WRITTEN EXERCISE 1 >> From the Humble Pie album page, transcribe the passage starting with "This remastered 60th" and going on through "Frampton & Jerry Shirley.".
WRITTEN EXERCISE 2 >> According to the Humble Pie album page, which band members curated and oversaw the remastered version?
WRITTEN EXERCISE 3 >> Continue the Humble Pie album page from the point where it ends.

DOCUMENT EXTRACT >>
--- begin ---
As Safe As Yesterday Is (Remastered Expanded Edition) Humble Pie
Album info
Album-Release:
2025
HRA-Release:
10.10.2025
Album including Album cover
- 1 Desperation (2025 Remaster) 06:24
- 2 Stick Shift (2025 Remaster) 02:24
- 3 Buttermilk Boy (2025 Remaster) 04:20
- 4 Natural Born Bugie (2025 Remaster) 04:11
- 5 As Safe as Yesterday Is (2025 Remaster) 06:09
- 6 Bang! (2025 Remaster) 03:39
- 7 Alabama '69 (2025 Remaster) 06:59
- 8 I'll Go Alone (2025 Remaster) 04:00
- 9 A Nifty Little Number Like You (2025 Remaster) 06:14
- 10 What You Will (2025 Remaster) 04:22
- 11 Wrist Job (2025 Remaster) 04:14
- 12 Growing Closer (2025 Remaster) 03:13
- 13 Road to Ride (2025 Remaster) 02:28
- 14 Leave No Turn Unstoned (Just a Riff) (2025 Remaster) 03:24
- 15 Hello Grass (No Regrets) (2025 Remaster) 03:58
- 16 Zeptoe Through the Tulips (2025 Remaster) 03:52
Info for As Safe As Yesterday Is (Remastered Expanded Edition)
This remastered 60th anniversary version of "As Safe As Yesterday Is" has been lovingly curated and overseen by surviving Humble Pie members Peter Frampton & Jerry Shirley.
--- end ---
PROVIDED RECORDS >>
--- begin ---
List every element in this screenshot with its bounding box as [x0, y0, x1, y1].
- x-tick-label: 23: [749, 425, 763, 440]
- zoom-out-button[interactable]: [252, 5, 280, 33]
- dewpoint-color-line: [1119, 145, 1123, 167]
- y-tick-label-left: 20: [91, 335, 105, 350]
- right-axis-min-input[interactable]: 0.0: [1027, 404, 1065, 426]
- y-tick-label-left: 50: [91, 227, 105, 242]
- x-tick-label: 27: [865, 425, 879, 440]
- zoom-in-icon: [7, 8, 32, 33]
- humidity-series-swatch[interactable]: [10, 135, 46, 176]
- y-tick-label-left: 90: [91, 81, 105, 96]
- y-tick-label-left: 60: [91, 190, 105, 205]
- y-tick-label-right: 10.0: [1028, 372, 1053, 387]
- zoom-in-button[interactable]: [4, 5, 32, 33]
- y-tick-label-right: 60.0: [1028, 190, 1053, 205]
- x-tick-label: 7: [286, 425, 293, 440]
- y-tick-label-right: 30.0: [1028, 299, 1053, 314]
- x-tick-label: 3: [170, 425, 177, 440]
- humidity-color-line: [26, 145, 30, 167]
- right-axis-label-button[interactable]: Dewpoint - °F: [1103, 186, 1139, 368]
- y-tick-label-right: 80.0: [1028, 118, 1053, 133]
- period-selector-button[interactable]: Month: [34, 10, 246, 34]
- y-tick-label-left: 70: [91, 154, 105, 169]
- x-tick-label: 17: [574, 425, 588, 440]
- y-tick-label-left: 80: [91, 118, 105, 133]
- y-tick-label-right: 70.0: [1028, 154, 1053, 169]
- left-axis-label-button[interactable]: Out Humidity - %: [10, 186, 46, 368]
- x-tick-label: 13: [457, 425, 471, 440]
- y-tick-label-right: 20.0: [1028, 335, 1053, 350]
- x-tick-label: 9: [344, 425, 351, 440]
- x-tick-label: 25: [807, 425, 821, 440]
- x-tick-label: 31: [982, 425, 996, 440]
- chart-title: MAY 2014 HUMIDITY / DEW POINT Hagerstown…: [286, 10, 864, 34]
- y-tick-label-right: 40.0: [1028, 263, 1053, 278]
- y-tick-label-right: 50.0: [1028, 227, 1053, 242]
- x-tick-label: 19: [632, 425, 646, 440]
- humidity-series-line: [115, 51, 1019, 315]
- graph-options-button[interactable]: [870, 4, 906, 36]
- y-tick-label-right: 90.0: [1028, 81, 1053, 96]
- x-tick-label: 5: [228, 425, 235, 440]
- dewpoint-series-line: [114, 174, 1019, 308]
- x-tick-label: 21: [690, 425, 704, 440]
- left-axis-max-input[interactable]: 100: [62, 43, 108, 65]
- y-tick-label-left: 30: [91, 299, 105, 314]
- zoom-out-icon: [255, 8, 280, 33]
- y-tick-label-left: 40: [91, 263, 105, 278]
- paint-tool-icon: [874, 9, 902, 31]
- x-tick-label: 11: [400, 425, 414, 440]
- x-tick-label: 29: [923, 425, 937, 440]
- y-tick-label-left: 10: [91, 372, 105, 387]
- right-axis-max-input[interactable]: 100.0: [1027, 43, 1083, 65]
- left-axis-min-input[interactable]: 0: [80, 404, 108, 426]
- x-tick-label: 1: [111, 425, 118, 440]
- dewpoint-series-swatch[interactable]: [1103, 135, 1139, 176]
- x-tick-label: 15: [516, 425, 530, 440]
--- end ---
EXERCISE RESULT 1 >>
This remastered 60th anniversary version of "As Safe As Yesterday Is" has been lovingly curated and overseen by surviving Humble Pie members Peter Frampton & Jerry Shirley.

EXERCISE RESULT 2 >> Peter Frampton and Jerry Shirley.

EXERCISE RESULT 3 >>
Formed in January 1969, Humble Pie soon became one of the best-loved, hardest-rocking live acts of the 1970s. In Steve Marriott, the one-time Small Faces frontman, ‘The Pie’ had the best showman & biggest voice in the business. Peter Frampton, the ‘Face of ‘68’ with The Herd had a new role – guitar hero extraordinaire. And with hard-hitting powerhouse drummer Jerry Shirley & ex-Spooky Tooth bassist supreme Greg Ridley, Humble Pie quickly developed into a sophisticated studio unit where tough riffs, rustic rock & bursts of blissed-out psychedelia earned the band instant chart success & critical acclaim.
"As Safe As Yesterday Is" was Humble Pie’s debut album for Immediate Records, originally released on 1 August 1969 and reaching No.32 in the UK charts. Recorded at Olympic & Morgan Studios with top engineer Andy Johns, the album featured a blend of heavy blues, hard rock, pastoral folk & acoustic songs, all superbly produced.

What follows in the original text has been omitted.